_Verilen Görev 1_
Kayıtların başından "cell: -16.4 (842, 519, 925, 560)" ifadesinin geçtiği satıra kadar olan satırları, iki uç da dahil, hiç değiştirmeden tekrar yazın.
++++++++++++++++++++
Siyaset, medya, YÖK, belediye ve daha aklınıza ne gelirse hemen her konuda torpilli bir konumda bulunan Bilgi Üniversitesi'yle ilgili dün yazdıklarıma Mütevelli Heyeti Başkanı Oğuz Özerden'den bilgi notu geldi. Şişli Belediye Başkanı Mustafa Sarıgül'den de belediyenin haklarının nasıl gasp edildiğine ilişkin zehir zemberek açıklamalar.
Vakıf üniversitelerine karşı olmadığımı, hatta desteklenmeleri gerektiğini düşündüğümü bu köşenin sürekli okurları bilirler.
Eğitime gönül veren biri olarak özel, devlet fark etmeksizin herkese eşit mesafede yaklaşıp, objektif olmaya çalıştım. Eş dost ahbap ilişkilerinin, ideolojik ya da başka yakınlaşmaların çok uzağında oldum. İşin yasal boyutlarına ve hakkaniyet ölçülerine hep dikkat ettim. Birileri bu ölçülerin dışına çıktığında da hep eleştirdim. Her ne kadar birilerinin hoşuna gitmese de. Çünkü kamuoyunun bizden beklediği bu.
Dünkü yazıya ilişkin olarak önce Şişli Belediye Başkanı Sarıgül aradı. Kızgındı. Ah bu üniversiteden biz neler çektik diyordu. Çevresiyle birlikte 17 dönüme yaklaşan arazi Gülay Atığ döneminde üniversiteye adeta tepside sunulmuş. Mahkemenin belirlediği bilirkişi yıllığı bir milyon liraya kiralanan arazi için aylık 110 milyar lira değer biçmiş. Üniversite itiraz etmiş. Mahkeme devam ediyormuş...
Özerden'den gelen açıklama ise özetle şöyle:
1. Devlet üniversitelerini eleştirmedim. Tam aksine "devlet üniversiteleri parasızlıktan kıvranırken, devlet yardımı bize yakışmaz" dedim.
(Oysa söyleşide aynen şunları söylüyor: Biz devlet yardımı almayı reddeden ilk ve şu anda tek vakıf üniversitesiyiz. Bu bir prensip meselesi. Mesela ODTÜ rektörü çıkıyor, okulun kaloriferlerini yakacak para bulamıyorum diyor. Biz niye üniversite kuralım kendimizi idare edemeyeceksek.)
++++++++++++++++++++
_Verilen Görev 2_
Bilgi Üniversitesi üzerine yazıdan "Vakıf üniversitelerine karşı" ile "bizden beklediği bu." arasındaki kısmı, iki uç da dahil, aynen yazın.

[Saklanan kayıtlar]
++++++++++++++++++++
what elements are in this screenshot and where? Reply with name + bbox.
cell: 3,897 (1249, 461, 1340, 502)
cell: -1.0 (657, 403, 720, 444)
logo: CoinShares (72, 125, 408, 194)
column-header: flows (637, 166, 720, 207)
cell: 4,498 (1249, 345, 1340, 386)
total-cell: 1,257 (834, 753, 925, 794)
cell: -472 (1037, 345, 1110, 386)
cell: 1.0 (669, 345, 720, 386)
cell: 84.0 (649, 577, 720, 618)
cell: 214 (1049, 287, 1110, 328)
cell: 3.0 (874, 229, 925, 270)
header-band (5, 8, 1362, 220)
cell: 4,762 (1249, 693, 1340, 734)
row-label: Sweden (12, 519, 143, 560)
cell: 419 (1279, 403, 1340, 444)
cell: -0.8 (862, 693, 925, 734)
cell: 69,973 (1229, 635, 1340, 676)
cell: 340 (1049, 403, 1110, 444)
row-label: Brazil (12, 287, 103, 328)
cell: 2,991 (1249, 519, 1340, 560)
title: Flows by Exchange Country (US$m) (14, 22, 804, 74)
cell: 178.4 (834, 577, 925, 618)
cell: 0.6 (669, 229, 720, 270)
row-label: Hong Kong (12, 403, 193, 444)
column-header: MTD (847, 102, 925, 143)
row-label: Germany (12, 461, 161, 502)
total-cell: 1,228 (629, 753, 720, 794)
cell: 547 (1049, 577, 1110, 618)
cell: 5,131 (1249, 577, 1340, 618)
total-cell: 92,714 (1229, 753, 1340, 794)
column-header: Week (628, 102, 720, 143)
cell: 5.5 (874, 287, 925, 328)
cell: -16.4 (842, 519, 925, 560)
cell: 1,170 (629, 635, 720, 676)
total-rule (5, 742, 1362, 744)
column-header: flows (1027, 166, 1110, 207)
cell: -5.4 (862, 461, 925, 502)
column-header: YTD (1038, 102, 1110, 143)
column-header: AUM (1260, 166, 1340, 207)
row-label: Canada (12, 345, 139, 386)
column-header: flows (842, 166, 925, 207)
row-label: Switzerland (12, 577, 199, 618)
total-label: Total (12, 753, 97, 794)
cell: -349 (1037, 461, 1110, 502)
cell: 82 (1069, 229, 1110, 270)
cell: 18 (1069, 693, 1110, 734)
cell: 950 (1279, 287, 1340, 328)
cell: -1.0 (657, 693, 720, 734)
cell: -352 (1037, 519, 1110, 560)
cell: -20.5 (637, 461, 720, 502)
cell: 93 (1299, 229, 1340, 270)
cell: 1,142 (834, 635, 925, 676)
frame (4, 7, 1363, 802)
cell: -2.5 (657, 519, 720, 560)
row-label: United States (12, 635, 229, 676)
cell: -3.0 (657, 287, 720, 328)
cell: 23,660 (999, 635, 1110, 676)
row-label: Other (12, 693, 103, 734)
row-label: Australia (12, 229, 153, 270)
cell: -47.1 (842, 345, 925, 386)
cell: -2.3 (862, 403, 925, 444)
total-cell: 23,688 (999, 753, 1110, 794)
++++++++++++++++++++
_Tam Cevap 1_
what elements are in this screenshot and where? Reply with name + bbox.
cell: 3,897 (1249, 461, 1340, 502)
cell: -1.0 (657, 403, 720, 444)
logo: CoinShares (72, 125, 408, 194)
column-header: flows (637, 166, 720, 207)
cell: 4,498 (1249, 345, 1340, 386)
total-cell: 1,257 (834, 753, 925, 794)
cell: -472 (1037, 345, 1110, 386)
cell: 1.0 (669, 345, 720, 386)
cell: 84.0 (649, 577, 720, 618)
cell: 214 (1049, 287, 1110, 328)
cell: 3.0 (874, 229, 925, 270)
header-band (5, 8, 1362, 220)
cell: 4,762 (1249, 693, 1340, 734)
row-label: Sweden (12, 519, 143, 560)
cell: 419 (1279, 403, 1340, 444)
cell: -0.8 (862, 693, 925, 734)
cell: 69,973 (1229, 635, 1340, 676)
cell: 340 (1049, 403, 1110, 444)
row-label: Brazil (12, 287, 103, 328)
cell: 2,991 (1249, 519, 1340, 560)
title: Flows by Exchange Country (US$m) (14, 22, 804, 74)
cell: 178.4 (834, 577, 925, 618)
cell: 0.6 (669, 229, 720, 270)
row-label: Hong Kong (12, 403, 193, 444)
column-header: MTD (847, 102, 925, 143)
row-label: Germany (12, 461, 161, 502)
total-cell: 1,228 (629, 753, 720, 794)
cell: 547 (1049, 577, 1110, 618)
cell: 5,131 (1249, 577, 1340, 618)
total-cell: 92,714 (1229, 753, 1340, 794)
column-header: Week (628, 102, 720, 143)
cell: 5.5 (874, 287, 925, 328)
cell: -16.4 (842, 519, 925, 560)

_Tam Cevap 2_
Vakıf üniversitelerine karşı olmadığımı, hatta desteklenmeleri gerektiğini düşündüğümü bu köşenin sürekli okurları bilirler.
Eğitime gönül veren biri olarak özel, devlet fark etmeksizin herkese eşit mesafede yaklaşıp, objektif olmaya çalıştım. Eş dost ahbap ilişkilerinin, ideolojik ya da başka yakınlaşmaların çok uzağında oldum. İşin yasal boyutlarına ve hakkaniyet ölçülerine hep dikkat ettim. Birileri bu ölçülerin dışına çıktığında da hep eleştirdim. Her ne kadar birilerinin hoşuna gitmese de. Çünkü kamuoyunun bizden beklediği bu.